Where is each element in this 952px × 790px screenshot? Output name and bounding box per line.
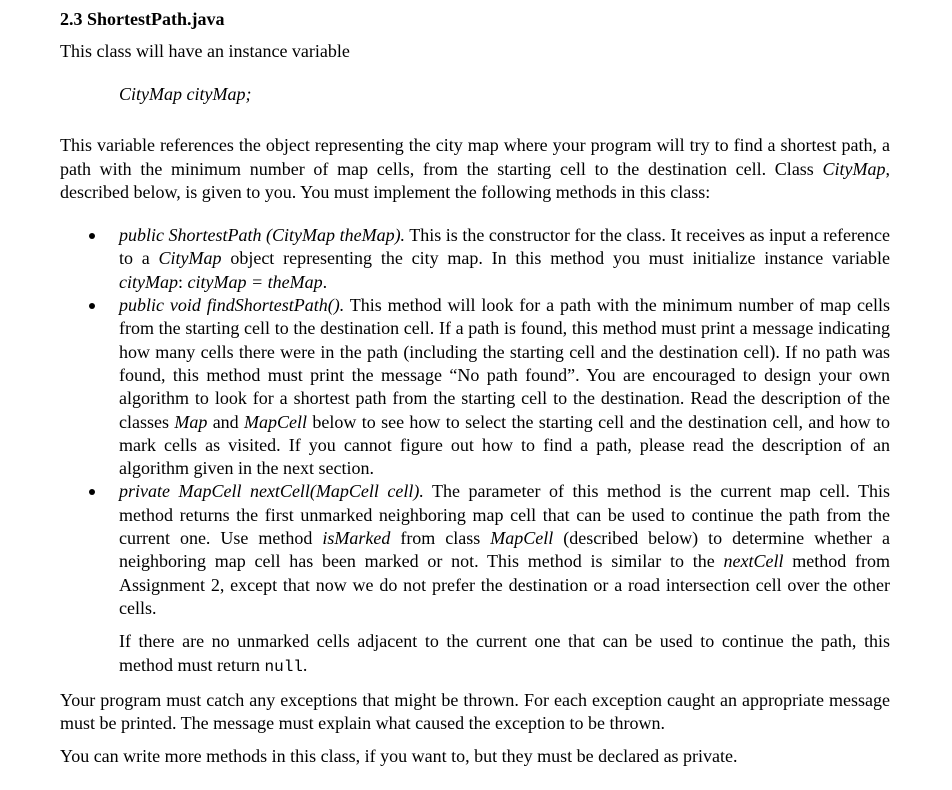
method-description	[119, 224, 890, 294]
class-name: CityMap	[158, 248, 222, 269]
method-text: This is the constructor for the class. It receives as input a reference to a	[119, 225, 890, 269]
method-signature: public ShortestPath (CityMap theMap).	[119, 225, 406, 246]
method-text: .	[302, 654, 308, 675]
description-class-name: CityMap	[822, 158, 886, 179]
section-heading: 2.3 ShortestPath.java	[60, 9, 225, 29]
method-text: object representing the city map. In this method you must initialize instance variable	[221, 248, 890, 269]
class-name: Map	[174, 411, 208, 432]
method-text: method from Assignment 2, except that now we do not prefer the destination or a road intersection cell over the other cells.	[119, 551, 890, 618]
class-name: MapCell	[490, 528, 554, 549]
method-text: and	[207, 411, 245, 432]
method-text: :	[177, 271, 188, 292]
document-page	[60, 7, 890, 769]
description-paragraph	[60, 134, 890, 204]
intro-text: This class will have an instance variable	[60, 41, 350, 61]
method-list	[60, 224, 890, 679]
method-text: (described below) to determine whether a neighboring map cell has been marked or not. This method is similar to the	[119, 528, 891, 572]
method-item-constructor	[60, 224, 890, 294]
closing-paragraph: You can write more methods in this class, if you want to, but they must be declared as private.	[60, 746, 738, 767]
method-text: If there are no unmarked cells adjacent to the current one that can be used to continue the path, this method must return	[119, 631, 890, 675]
exceptions-paragraph: Your program must catch any exceptions that might be thrown. For each exception caught an appropriate message must be printed. The message must explain what caused the exception to be thrown.	[60, 689, 890, 734]
method-text: .	[322, 271, 328, 292]
method-text: from class	[390, 528, 491, 549]
instance-variable-declaration: CityMap cityMap;	[119, 84, 252, 105]
description-text-2: , described below, is given to you. You must implement the following methods in this class:	[60, 158, 890, 202]
method-name: nextCell	[723, 551, 784, 572]
bullet-icon	[89, 303, 95, 309]
method-text: This method will look for a path with the minimum number of map cells from the starting cell to the destination cell. If a path is found, this method must print a message indicating how many cells there were in the path (including the starting cell and the destination cell). If no path was found, this method must print the message “No path found”. You are encouraged to design your own algorithm to look for a shortest path from the starting cell to the destination. Read the description of the classes	[119, 295, 891, 432]
bullet-icon	[89, 489, 95, 495]
method-item-find-shortest-path	[60, 294, 890, 480]
method-signature: private MapCell nextCell(MapCell cell).	[119, 481, 424, 502]
method-name: isMarked	[322, 528, 391, 549]
null-code: null	[264, 657, 303, 676]
method-description	[119, 294, 890, 480]
description-text-1: This variable references the object representing the city map where your program will try to find a shortest path, a path with the minimum number of map cells, from the starting cell to the destination cell. Class	[60, 135, 890, 179]
method-return-note	[119, 630, 890, 679]
variable-name: cityMap	[119, 271, 178, 292]
assignment-code: cityMap = theMap	[187, 271, 323, 292]
method-signature: public void findShortestPath().	[119, 295, 345, 316]
method-text: below to see how to select the starting cell and the destination cell, and how to mark cells as visited. If you cannot figure out how to find a path, please read the description of an algorithm given in the next section.	[119, 411, 890, 479]
bullet-icon	[89, 233, 95, 239]
class-name: MapCell	[244, 411, 308, 432]
method-item-next-cell	[60, 480, 890, 678]
method-description	[119, 480, 890, 620]
method-text: The parameter of this method is the current map cell. This method returns the first unmarked neighboring map cell that can be used to continue the path from the current one. Use method	[119, 481, 890, 549]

- - -

**REQUIRED WORK:**
The records above need to be reproduced exactly, with all images omitted.

**EXERCISE RESPONSE:**
Where is each element in this 952px × 790px screenshot? Output name and bounding box per line.
method-description	[119, 224, 890, 294]
class-name: CityMap	[158, 248, 222, 269]
method-text: This is the constructor for the class. It receives as input a reference to a	[119, 225, 890, 269]
method-signature: public ShortestPath (CityMap theMap).	[119, 225, 406, 246]
method-text: .	[302, 654, 308, 675]
description-class-name: CityMap	[822, 158, 886, 179]
section-heading: 2.3 ShortestPath.java	[60, 9, 225, 29]
method-text: object representing the city map. In this method you must initialize instance variable	[221, 248, 890, 269]
class-name: Map	[174, 411, 208, 432]
method-text: method from Assignment 2, except that now we do not prefer the destination or a road intersection cell over the other cells.	[119, 551, 890, 618]
class-name: MapCell	[490, 528, 554, 549]
method-text: and	[207, 411, 245, 432]
method-text: :	[177, 271, 188, 292]
document-page	[60, 7, 890, 769]
description-paragraph	[60, 134, 890, 204]
intro-text: This class will have an instance variable	[60, 41, 350, 61]
method-list	[60, 224, 890, 679]
method-text: (described below) to determine whether a neighboring map cell has been marked or not. This method is similar to the	[119, 528, 891, 572]
method-item-constructor	[60, 224, 890, 294]
closing-paragraph: You can write more methods in this class, if you want to, but they must be declared as private.	[60, 746, 738, 767]
method-text: If there are no unmarked cells adjacent to the current one that can be used to continue the path, this method must return	[119, 631, 890, 675]
exceptions-paragraph: Your program must catch any exceptions that might be thrown. For each exception caught an appropriate message must be printed. The message must explain what caused the exception to be thrown.	[60, 689, 890, 734]
method-text: .	[322, 271, 328, 292]
method-text: from class	[390, 528, 491, 549]
instance-variable-declaration: CityMap cityMap;	[119, 84, 252, 105]
description-text-2: , described below, is given to you. You must implement the following methods in this class:	[60, 158, 890, 202]
method-name: nextCell	[723, 551, 784, 572]
bullet-icon	[89, 303, 95, 309]
method-text: This method will look for a path with the minimum number of map cells from the starting cell to the destination cell. If a path is found, this method must print a message indicating how many cells there were in the path (including the starting cell and the destination cell). If no path was found, this method must print the message “No path found”. You are encouraged to design your own algorithm to look for a shortest path from the starting cell to the destination. Read the description of the classes	[119, 295, 891, 432]
bullet-icon	[89, 489, 95, 495]
method-item-find-shortest-path	[60, 294, 890, 480]
method-signature: private MapCell nextCell(MapCell cell).	[119, 481, 424, 502]
method-name: isMarked	[322, 528, 391, 549]
null-code: null	[264, 657, 303, 676]
method-description	[119, 294, 890, 480]
description-text-1: This variable references the object representing the city map where your program will try to find a shortest path, a path with the minimum number of map cells, from the starting cell to the destination cell. Class	[60, 135, 890, 179]
method-return-note	[119, 630, 890, 679]
variable-name: cityMap	[119, 271, 178, 292]
assignment-code: cityMap = theMap	[187, 271, 323, 292]
method-signature: public void findShortestPath().	[119, 295, 345, 316]
method-text: below to see how to select the starting cell and the destination cell, and how to mark cells as visited. If you cannot figure out how to find a path, please read the description of an algorithm given in the next section.	[119, 411, 890, 479]
bullet-icon	[89, 233, 95, 239]
class-name: MapCell	[244, 411, 308, 432]
method-item-next-cell	[60, 480, 890, 678]
method-description	[119, 480, 890, 620]
method-text: The parameter of this method is the current map cell. This method returns the first unmarked neighboring map cell that can be used to continue the path from the current one. Use method	[119, 481, 890, 549]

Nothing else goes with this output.